## SET PROBLEM
Please retype the data in full and exactly; the pictures are not part of the copy.

## DATA FOR THIS EXERCISE
***
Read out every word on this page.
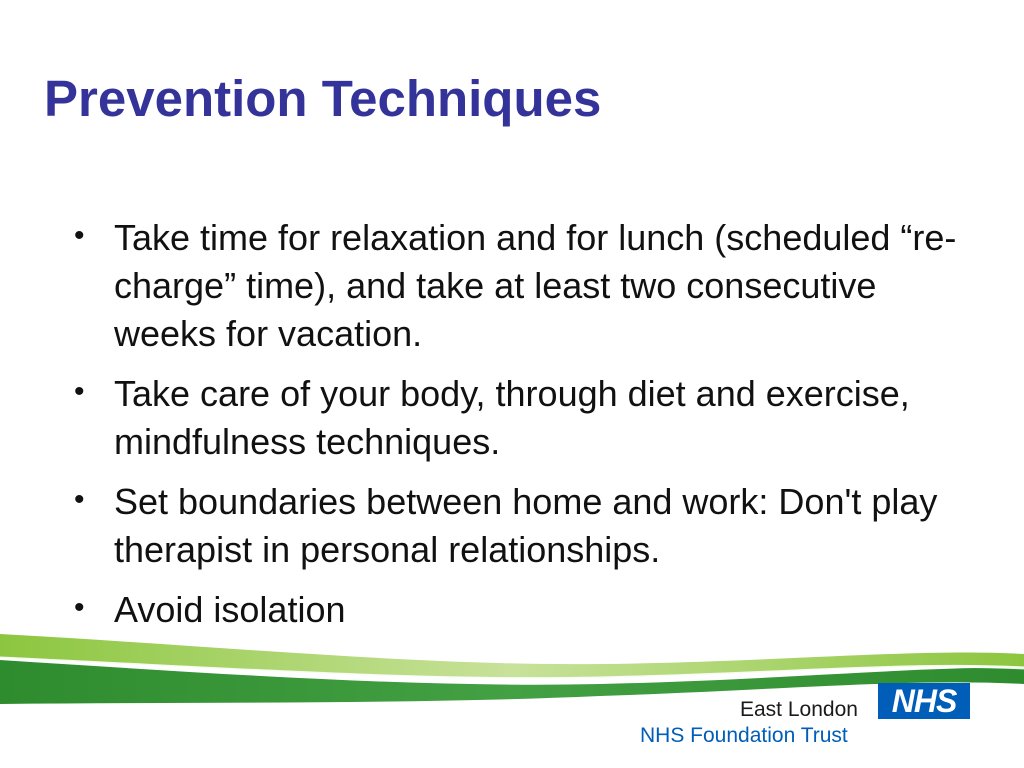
Prevention Techniques
• Take time for relaxation and for lunch (scheduled “re-charge” time), and take at least two consecutive weeks for vacation.
• Take care of your body, through diet and exercise, mindfulness techniques.
• Set boundaries between home and work: Don't play therapist in personal relationships.
• Avoid isolation
East London	NHS
NHS Foundation Trust
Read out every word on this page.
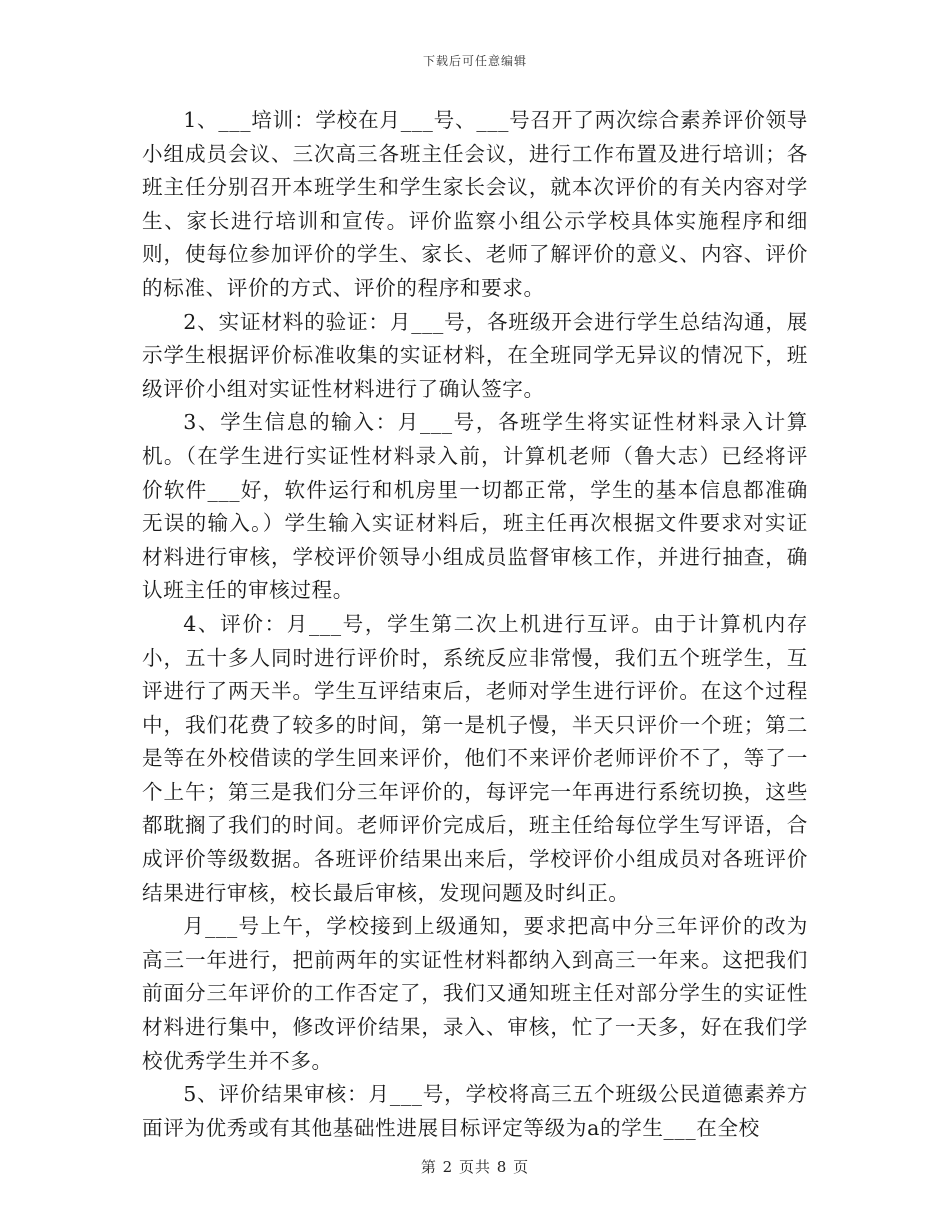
下载后可任意编辑

1、___培训：学校在月___号、___号召开了两次综合素养评价领导小组成员会议、三次高三各班主任会议，进行工作布置及进行培训；各班主任分别召开本班学生和学生家长会议，就本次评价的有关内容对学生、家长进行培训和宣传。评价监察小组公示学校具体实施程序和细则，使每位参加评价的学生、家长、老师了解评价的意义、内容、评价的标准、评价的方式、评价的程序和要求。

2、实证材料的验证：月___号，各班级开会进行学生总结沟通，展示学生根据评价标准收集的实证材料，在全班同学无异议的情况下，班级评价小组对实证性材料进行了确认签字。

3、学生信息的输入：月___号，各班学生将实证性材料录入计算机。（在学生进行实证性材料录入前，计算机老师（鲁大志）已经将评价软件___好，软件运行和机房里一切都正常，学生的基本信息都准确无误的输入。）学生输入实证材料后，班主任再次根据文件要求对实证材料进行审核，学校评价领导小组成员监督审核工作，并进行抽查，确认班主任的审核过程。

4、评价：月___号，学生第二次上机进行互评。由于计算机内存小，五十多人同时进行评价时，系统反应非常慢，我们五个班学生，互评进行了两天半。学生互评结束后，老师对学生进行评价。在这个过程中，我们花费了较多的时间，第一是机子慢，半天只评价一个班；第二是等在外校借读的学生回来评价，他们不来评价老师评价不了，等了一个上午；第三是我们分三年评价的，每评完一年再进行系统切换，这些都耽搁了我们的时间。老师评价完成后，班主任给每位学生写评语，合成评价等级数据。各班评价结果出来后，学校评价小组成员对各班评价结果进行审核，校长最后审核，发现问题及时纠正。

月___号上午，学校接到上级通知，要求把高中分三年评价的改为高三一年进行，把前两年的实证性材料都纳入到高三一年来。这把我们前面分三年评价的工作否定了，我们又通知班主任对部分学生的实证性材料进行集中，修改评价结果，录入、审核，忙了一天多，好在我们学校优秀学生并不多。

5、评价结果审核：月___号，学校将高三五个班级公民道德素养方面评为优秀或有其他基础性进展目标评定等级为a的学生___在全校

第 2 页共 8 页
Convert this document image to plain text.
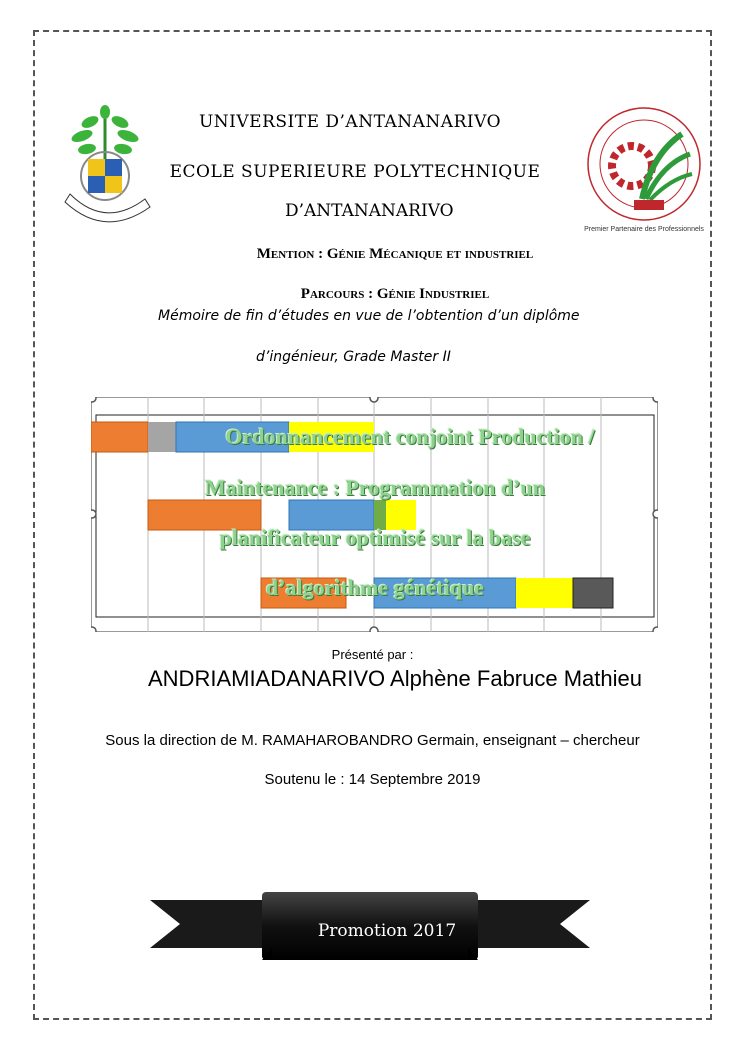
Premier Partenaire des Professionnels
UNIVERSITE D’ANTANANARIVO
ECOLE SUPERIEURE POLYTECHNIQUE
D’ANTANANARIVO
Mention : Génie Mécanique et industriel
Parcours : Génie Industriel
Mémoire de fin d’études en vue de l’obtention d’un diplôme
d’ingénieur, Grade Master II
Ordonnancement conjoint Production /
Maintenance : Programmation d’un
planificateur optimisé sur la base
d’algorithme génétique
Présenté par :
ANDRIAMIADANARIVO Alphène Fabruce Mathieu
Sous la direction de M. RAMAHAROBANDRO Germain, enseignant – chercheur
Soutenu le : 14 Septembre 2019
Promotion 2017
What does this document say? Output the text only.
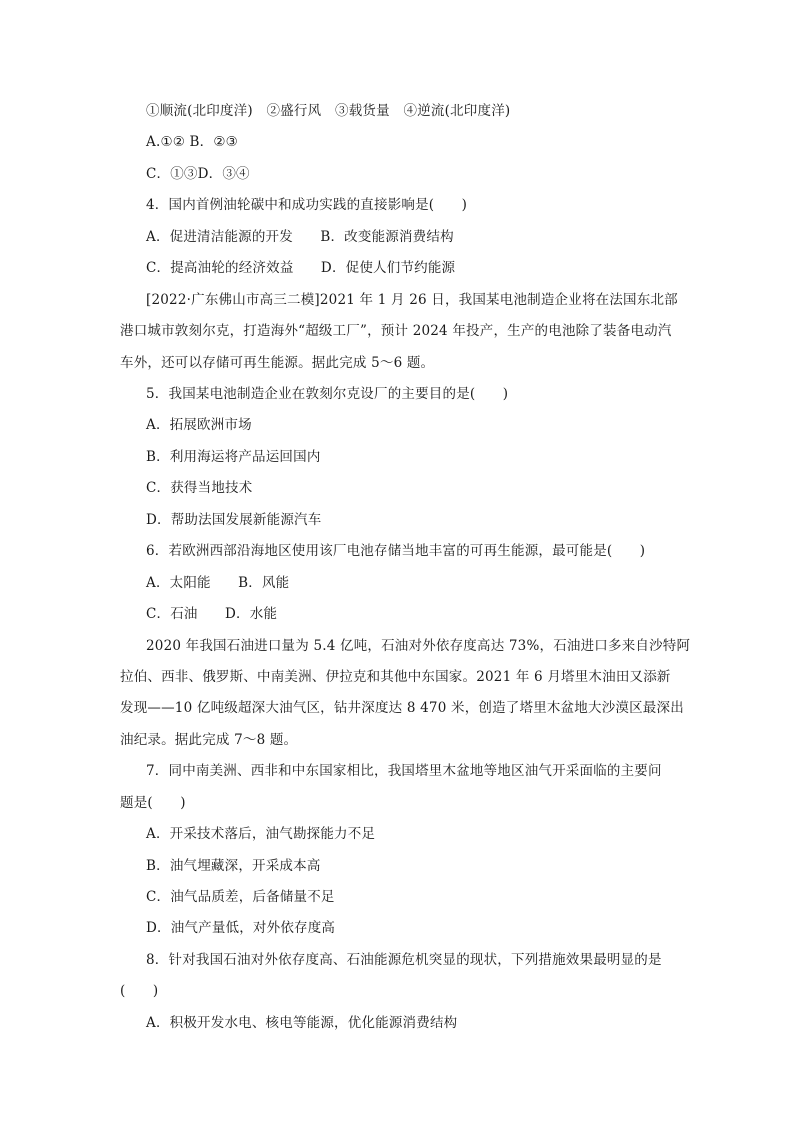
①顺流(北印度洋)　②盛行风　③载货量　④逆流(北印度洋)
A.①② B．②③
C．①③D．③④
4．国内首例油轮碳中和成功实践的直接影响是(　　)
A．促进清洁能源的开发　　B．改变能源消费结构
C．提高油轮的经济效益　　D．促使人们节约能源
[2022·广东佛山市高三二模]2021 年 1 月 26 日，我国某电池制造企业将在法国东北部
港口城市敦刻尔克，打造海外“超级工厂”，预计 2024 年投产，生产的电池除了装备电动汽
车外，还可以存储可再生能源。据此完成 5～6 题。
5．我国某电池制造企业在敦刻尔克设厂的主要目的是(　　)
A．拓展欧洲市场
B．利用海运将产品运回国内
C．获得当地技术
D．帮助法国发展新能源汽车
6．若欧洲西部沿海地区使用该厂电池存储当地丰富的可再生能源，最可能是(　　)
A．太阳能　　B．风能
C．石油　　D．水能
2020 年我国石油进口量为 5.4 亿吨，石油对外依存度高达 73%，石油进口多来自沙特阿
拉伯、西非、俄罗斯、中南美洲、伊拉克和其他中东国家。2021 年 6 月塔里木油田又添新
发现——10 亿吨级超深大油气区，钻井深度达 8 470 米，创造了塔里木盆地大沙漠区最深出
油纪录。据此完成 7～8 题。
7．同中南美洲、西非和中东国家相比，我国塔里木盆地等地区油气开采面临的主要问
题是(　　)
A．开采技术落后，油气勘探能力不足
B．油气埋藏深，开采成本高
C．油气品质差，后备储量不足
D．油气产量低，对外依存度高
8．针对我国石油对外依存度高、石油能源危机突显的现状，下列措施效果最明显的是
(　　)
A．积极开发水电、核电等能源，优化能源消费结构
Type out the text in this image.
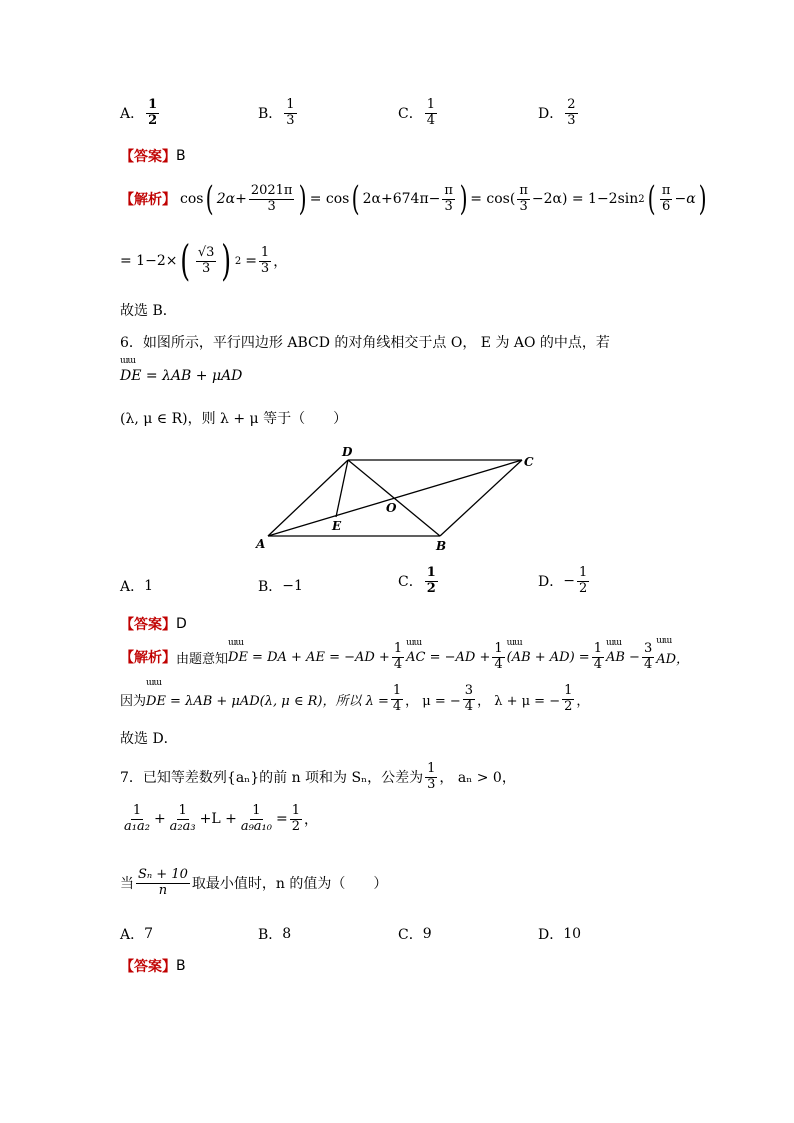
A． $\frac{1}{2}$	B． $\frac{1}{3}$	C． $\frac{1}{4}$	D． $\frac{2}{3}$
【答案】 B
【解析】 cos ( $2\alpha+ \frac{2021\pi}{3}$ ) = cos ( $2\alpha+674\pi- \frac{\pi}{3}$ ) = $\cos( \frac{\pi}{3} -2\alpha) = 1-2\sin$ 2 ( $\frac{\pi}{6} -\alpha$ )
= 1−2× ( $\frac{√3}{3}$ ) $2 = \frac{1}{3}$ ，
故选 B．
6．如图所示，平行四边形 ABCD 的对角线相交于点 O， E 为 AO 的中点，若
ɯɯ DE = λAB + μAD
(λ, μ ∈ R)，则 λ + μ 等于（　　）
A	B
C
D
E
O
A． 1	B． −1	C． $\frac{1}{2}$	D． − $\frac{1}{2}$
【答案】 D
【解析】 由题意知 ɯɯ DE = DA + AE = $-AD + \frac{1}{4}$ ɯɯ AC = $-AD + \frac{1}{4}$ ɯɯ $(AB + AD) = \frac{1}{4}$ ɯɯ AB − $\frac{3}{4}$ ɯɯ AD，
因为 ɯɯ DE = λAB + μAD(λ, μ ∈ R)，所以 $\lambda = \frac{1}{4}$ ， μ = − $\frac{3}{4}$ ， λ + μ = − $\frac{1}{2}$ ，
故选 D．
7．已知等差数列{aₙ}的前 n 项和为 Sₙ，公差为 $\frac{1}{3}$ ， aₙ > 0，
$\frac{1}{\text{a₁a₂}} + \frac{1}{\text{a₂a₃}} +L + \frac{1}{\text{a₉a₁₀}} = \frac{1}{2}$ ，
当 $\frac{\text{Sₙ + 10}}{n}$ 取最小值时，n 的值为（　　）
A． 7	B． 8	C． 9	D． 10
【答案】 B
***
## WRITTEN RESPONSE
Read out every word on this page.
Prevention Techniques
• Take time for relaxation and for lunch (scheduled “re-charge” time), and take at least two consecutive weeks for vacation.
• Take care of your body, through diet and exercise, mindfulness techniques.
• Set boundaries between home and work: Don't play therapist in personal relationships.
• Avoid isolation
East London	NHS
NHS Foundation Trust
Read out every word on this page.
下载后可任意编辑

1、___培训：学校在月___号、___号召开了两次综合素养评价领导小组成员会议、三次高三各班主任会议，进行工作布置及进行培训；各班主任分别召开本班学生和学生家长会议，就本次评价的有关内容对学生、家长进行培训和宣传。评价监察小组公示学校具体实施程序和细则，使每位参加评价的学生、家长、老师了解评价的意义、内容、评价的标准、评价的方式、评价的程序和要求。

2、实证材料的验证：月___号，各班级开会进行学生总结沟通，展示学生根据评价标准收集的实证材料，在全班同学无异议的情况下，班级评价小组对实证性材料进行了确认签字。

3、学生信息的输入：月___号，各班学生将实证性材料录入计算机。（在学生进行实证性材料录入前，计算机老师（鲁大志）已经将评价软件___好，软件运行和机房里一切都正常，学生的基本信息都准确无误的输入。）学生输入实证材料后，班主任再次根据文件要求对实证材料进行审核，学校评价领导小组成员监督审核工作，并进行抽查，确认班主任的审核过程。

4、评价：月___号，学生第二次上机进行互评。由于计算机内存小，五十多人同时进行评价时，系统反应非常慢，我们五个班学生，互评进行了两天半。学生互评结束后，老师对学生进行评价。在这个过程中，我们花费了较多的时间，第一是机子慢，半天只评价一个班；第二是等在外校借读的学生回来评价，他们不来评价老师评价不了，等了一个上午；第三是我们分三年评价的，每评完一年再进行系统切换，这些都耽搁了我们的时间。老师评价完成后，班主任给每位学生写评语，合成评价等级数据。各班评价结果出来后，学校评价小组成员对各班评价结果进行审核，校长最后审核，发现问题及时纠正。

月___号上午，学校接到上级通知，要求把高中分三年评价的改为高三一年进行，把前两年的实证性材料都纳入到高三一年来。这把我们前面分三年评价的工作否定了，我们又通知班主任对部分学生的实证性材料进行集中，修改评价结果，录入、审核，忙了一天多，好在我们学校优秀学生并不多。

5、评价结果审核：月___号，学校将高三五个班级公民道德素养方面评为优秀或有其他基础性进展目标评定等级为a的学生___在全校

第 2 页共 8 页
Convert this document image to plain text.
Premier Partenaire des Professionnels
UNIVERSITE D’ANTANANARIVO
ECOLE SUPERIEURE POLYTECHNIQUE
D’ANTANANARIVO
Mention : Génie Mécanique et industriel
Parcours : Génie Industriel
Mémoire de fin d’études en vue de l’obtention d’un diplôme
d’ingénieur, Grade Master II
Ordonnancement conjoint Production /
Maintenance : Programmation d’un
planificateur optimisé sur la base
d’algorithme génétique
Présenté par :
ANDRIAMIADANARIVO Alphène Fabruce Mathieu
Sous la direction de M. RAMAHAROBANDRO Germain, enseignant – chercheur
Soutenu le : 14 Septembre 2019
Promotion 2017
What does this document say? Output the text only.
①顺流(北印度洋)　②盛行风　③载货量　④逆流(北印度洋)
A.①② B．②③
C．①③D．③④
4．国内首例油轮碳中和成功实践的直接影响是(　　)
A．促进清洁能源的开发　　B．改变能源消费结构
C．提高油轮的经济效益　　D．促使人们节约能源
[2022·广东佛山市高三二模]2021 年 1 月 26 日，我国某电池制造企业将在法国东北部
港口城市敦刻尔克，打造海外“超级工厂”，预计 2024 年投产，生产的电池除了装备电动汽
车外，还可以存储可再生能源。据此完成 5～6 题。
5．我国某电池制造企业在敦刻尔克设厂的主要目的是(　　)
A．拓展欧洲市场
B．利用海运将产品运回国内
C．获得当地技术
D．帮助法国发展新能源汽车
6．若欧洲西部沿海地区使用该厂电池存储当地丰富的可再生能源，最可能是(　　)
A．太阳能　　B．风能
C．石油　　D．水能
2020 年我国石油进口量为 5.4 亿吨，石油对外依存度高达 73%，石油进口多来自沙特阿
拉伯、西非、俄罗斯、中南美洲、伊拉克和其他中东国家。2021 年 6 月塔里木油田又添新
发现——10 亿吨级超深大油气区，钻井深度达 8 470 米，创造了塔里木盆地大沙漠区最深出
油纪录。据此完成 7～8 题。
7．同中南美洲、西非和中东国家相比，我国塔里木盆地等地区油气开采面临的主要问
题是(　　)
A．开采技术落后，油气勘探能力不足
B．油气埋藏深，开采成本高
C．油气品质差，后备储量不足
D．油气产量低，对外依存度高
8．针对我国石油对外依存度高、石油能源危机突显的现状，下列措施效果最明显的是
(　　)
A．积极开发水电、核电等能源，优化能源消费结构
Type out the text in this image.
A． $\frac{1}{2}$	B． $\frac{1}{3}$	C． $\frac{1}{4}$	D． $\frac{2}{3}$
【答案】 B
【解析】 cos ( $2\alpha+ \frac{2021\pi}{3}$ ) = cos ( $2\alpha+674\pi- \frac{\pi}{3}$ ) = $\cos( \frac{\pi}{3} -2\alpha) = 1-2\sin$ 2 ( $\frac{\pi}{6} -\alpha$ )
= 1−2× ( $\frac{√3}{3}$ ) $2 = \frac{1}{3}$ ，
故选 B．
6．如图所示，平行四边形 ABCD 的对角线相交于点 O， E 为 AO 的中点，若
ɯɯ DE = λAB + μAD
(λ, μ ∈ R)，则 λ + μ 等于（　　）
A	B
C
D
E
O
A． 1	B． −1	C． $\frac{1}{2}$	D． − $\frac{1}{2}$
【答案】 D
【解析】 由题意知 ɯɯ DE = DA + AE = $-AD + \frac{1}{4}$ ɯɯ AC = $-AD + \frac{1}{4}$ ɯɯ $(AB + AD) = \frac{1}{4}$ ɯɯ AB − $\frac{3}{4}$ ɯɯ AD，
因为 ɯɯ DE = λAB + μAD(λ, μ ∈ R)，所以 $\lambda = \frac{1}{4}$ ， μ = − $\frac{3}{4}$ ， λ + μ = − $\frac{1}{2}$ ，
故选 D．
7．已知等差数列{aₙ}的前 n 项和为 Sₙ，公差为 $\frac{1}{3}$ ， aₙ > 0，
$\frac{1}{\text{a₁a₂}} + \frac{1}{\text{a₂a₃}} +L + \frac{1}{\text{a₉a₁₀}} = \frac{1}{2}$ ，
当 $\frac{\text{Sₙ + 10}}{n}$ 取最小值时，n 的值为（　　）
A． 7	B． 8	C． 9	D． 10
【答案】 B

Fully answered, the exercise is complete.